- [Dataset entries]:
╔══
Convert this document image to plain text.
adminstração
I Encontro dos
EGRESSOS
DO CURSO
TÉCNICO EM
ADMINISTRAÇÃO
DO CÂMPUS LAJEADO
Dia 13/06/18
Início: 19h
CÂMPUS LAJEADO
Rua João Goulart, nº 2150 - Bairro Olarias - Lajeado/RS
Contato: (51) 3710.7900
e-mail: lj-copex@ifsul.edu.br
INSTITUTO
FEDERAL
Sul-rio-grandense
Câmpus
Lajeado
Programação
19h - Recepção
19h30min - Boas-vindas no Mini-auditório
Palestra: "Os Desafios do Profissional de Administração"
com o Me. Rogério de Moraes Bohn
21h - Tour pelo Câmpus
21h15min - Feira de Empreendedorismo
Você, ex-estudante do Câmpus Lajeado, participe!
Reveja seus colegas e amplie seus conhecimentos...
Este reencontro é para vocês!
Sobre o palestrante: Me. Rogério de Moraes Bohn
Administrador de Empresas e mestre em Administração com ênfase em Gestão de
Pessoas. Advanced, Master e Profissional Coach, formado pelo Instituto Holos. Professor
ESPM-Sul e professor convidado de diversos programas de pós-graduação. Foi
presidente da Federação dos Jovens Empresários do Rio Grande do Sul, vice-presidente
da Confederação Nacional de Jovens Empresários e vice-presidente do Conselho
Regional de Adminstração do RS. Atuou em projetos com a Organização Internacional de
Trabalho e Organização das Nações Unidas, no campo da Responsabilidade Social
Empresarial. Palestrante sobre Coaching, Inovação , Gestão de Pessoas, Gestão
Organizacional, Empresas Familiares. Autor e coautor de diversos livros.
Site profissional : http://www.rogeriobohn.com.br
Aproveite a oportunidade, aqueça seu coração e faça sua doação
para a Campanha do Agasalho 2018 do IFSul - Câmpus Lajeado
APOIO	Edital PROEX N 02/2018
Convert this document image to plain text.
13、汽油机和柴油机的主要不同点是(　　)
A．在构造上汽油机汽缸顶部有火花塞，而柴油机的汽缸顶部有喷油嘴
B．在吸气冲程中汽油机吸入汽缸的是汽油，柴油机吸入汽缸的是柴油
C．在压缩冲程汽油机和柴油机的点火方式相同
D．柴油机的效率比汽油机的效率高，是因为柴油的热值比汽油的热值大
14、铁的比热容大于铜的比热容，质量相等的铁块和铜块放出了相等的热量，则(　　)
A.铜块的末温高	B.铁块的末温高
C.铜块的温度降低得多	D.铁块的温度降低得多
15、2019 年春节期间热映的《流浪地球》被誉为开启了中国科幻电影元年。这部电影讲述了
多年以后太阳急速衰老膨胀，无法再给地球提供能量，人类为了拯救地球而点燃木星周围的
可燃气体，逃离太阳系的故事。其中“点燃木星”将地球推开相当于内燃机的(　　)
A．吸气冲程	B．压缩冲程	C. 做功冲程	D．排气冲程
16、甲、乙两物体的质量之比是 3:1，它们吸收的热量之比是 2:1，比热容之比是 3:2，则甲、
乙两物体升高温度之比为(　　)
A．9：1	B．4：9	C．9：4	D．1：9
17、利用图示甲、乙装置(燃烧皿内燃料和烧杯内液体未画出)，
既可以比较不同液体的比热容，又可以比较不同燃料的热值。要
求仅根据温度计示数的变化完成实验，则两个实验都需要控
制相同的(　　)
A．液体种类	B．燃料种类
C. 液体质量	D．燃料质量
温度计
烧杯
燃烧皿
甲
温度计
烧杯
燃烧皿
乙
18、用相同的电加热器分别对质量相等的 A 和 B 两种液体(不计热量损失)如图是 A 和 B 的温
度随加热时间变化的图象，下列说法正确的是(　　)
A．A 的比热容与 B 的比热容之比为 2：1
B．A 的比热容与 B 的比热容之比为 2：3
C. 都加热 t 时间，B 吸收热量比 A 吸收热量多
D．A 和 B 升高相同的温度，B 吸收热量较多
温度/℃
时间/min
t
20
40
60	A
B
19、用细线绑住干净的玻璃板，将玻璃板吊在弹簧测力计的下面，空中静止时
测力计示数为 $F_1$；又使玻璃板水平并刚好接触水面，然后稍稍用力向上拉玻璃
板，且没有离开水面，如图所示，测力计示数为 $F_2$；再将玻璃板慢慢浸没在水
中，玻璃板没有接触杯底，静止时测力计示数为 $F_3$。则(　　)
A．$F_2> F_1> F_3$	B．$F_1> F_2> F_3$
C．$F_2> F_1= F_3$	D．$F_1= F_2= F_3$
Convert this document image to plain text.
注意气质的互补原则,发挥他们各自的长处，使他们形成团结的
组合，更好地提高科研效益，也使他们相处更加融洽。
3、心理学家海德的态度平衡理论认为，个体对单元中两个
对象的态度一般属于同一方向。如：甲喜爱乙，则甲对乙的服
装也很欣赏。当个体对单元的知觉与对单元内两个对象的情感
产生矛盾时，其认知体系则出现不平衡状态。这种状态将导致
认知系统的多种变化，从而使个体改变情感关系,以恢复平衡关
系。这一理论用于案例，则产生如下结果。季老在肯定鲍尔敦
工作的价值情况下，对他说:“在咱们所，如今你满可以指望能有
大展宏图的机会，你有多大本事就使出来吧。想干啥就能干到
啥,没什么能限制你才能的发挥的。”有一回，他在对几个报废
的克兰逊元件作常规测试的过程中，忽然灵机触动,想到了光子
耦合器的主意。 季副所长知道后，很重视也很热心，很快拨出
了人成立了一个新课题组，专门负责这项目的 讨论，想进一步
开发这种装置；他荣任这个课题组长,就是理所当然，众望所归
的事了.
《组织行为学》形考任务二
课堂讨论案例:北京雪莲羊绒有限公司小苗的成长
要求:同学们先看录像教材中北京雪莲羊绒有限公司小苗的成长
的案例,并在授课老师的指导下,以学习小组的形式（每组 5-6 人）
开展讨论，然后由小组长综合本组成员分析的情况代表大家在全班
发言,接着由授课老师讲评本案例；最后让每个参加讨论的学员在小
╚══
- [Short exercise]:
Go through the records and gather the lines that hold "Organização".

- [Exercise answer]:
Regional de Adminstração do RS. Atuou em projetos com a Organização Internacional de
Trabalho e Organização das Nações Unidas, no campo da Responsabilidade Social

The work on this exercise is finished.